GIVEN PROBLEM →
Pick out each line of the records in which the word "filling" appears.

Stored records

□ □ □ □ □ □ □

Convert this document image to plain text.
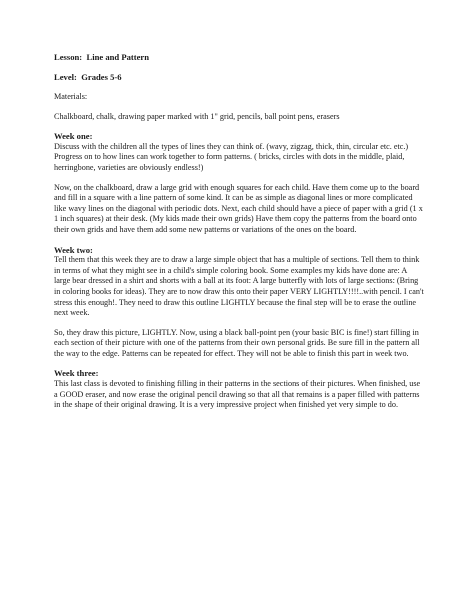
Lesson: Line and Pattern

Level: Grades 5-6

Materials:

Chalkboard, chalk, drawing paper marked with 1" grid, pencils, ball point pens, erasers

Week one:

Discuss with the children all the types of lines they can think of. (wavy, zigzag, thick, thin, circular etc. etc.) Progress on to how lines can work together to form patterns. ( bricks, circles with dots in the middle, plaid, herringbone, varieties are obviously endless!)

Now, on the chalkboard, draw a large grid with enough squares for each child. Have them come up to the board and fill in a square with a line pattern of some kind. It can be as simple as diagonal lines or more complicated like wavy lines on the diagonal with periodic dots. Next, each child should have a piece of paper with a grid (1 x 1 inch squares) at their desk. (My kids made their own grids) Have them copy the patterns from the board onto their own grids and have them add some new patterns or variations of the ones on the board.

Week two:

Tell them that this week they are to draw a large simple object that has a multiple of sections. Tell them to think in terms of what they might see in a child's simple coloring book. Some examples my kids have done are: A large bear dressed in a shirt and shorts with a ball at its foot: A large butterfly with lots of large sections: (Bring in coloring books for ideas). They are to now draw this onto their paper VERY LIGHTLY!!!!..with pencil. I can't stress this enough!. They need to draw this outline LIGHTLY because the final step will be to erase the outline next week.

So, they draw this picture, LIGHTLY. Now, using a black ball-point pen (your basic BIC is fine!) start filling in each section of their picture with one of the patterns from their own personal grids. Be sure fill in the pattern all the way to the edge. Patterns can be repeated for effect. They will not be able to finish this part in week two.

Week three:

This last class is devoted to finishing filling in their patterns in the sections of their pictures. When finished, use a GOOD eraser, and now erase the original pencil drawing so that all that remains is a paper filled with patterns in the shape of their original drawing. It is a very impressive project when finished yet very simple to do.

□ □ □ □ □ □ □

SOLUTION →
So, they draw this picture, LIGHTLY. Now, using a black ball-point pen (your basic BIC is fine!) start filling in each section of their picture with one of the patterns from their own personal grids. Be sure fill in the pattern all the way to the edge. Patterns can be repeated for effect. They will not be able to finish this part in week two.
This last class is devoted to finishing filling in their patterns in the sections of their pictures. When finished, use a GOOD eraser, and now erase the original pencil drawing so that all that remains is a paper filled with patterns in the shape of their original drawing. It is a very impressive project when finished yet very simple to do.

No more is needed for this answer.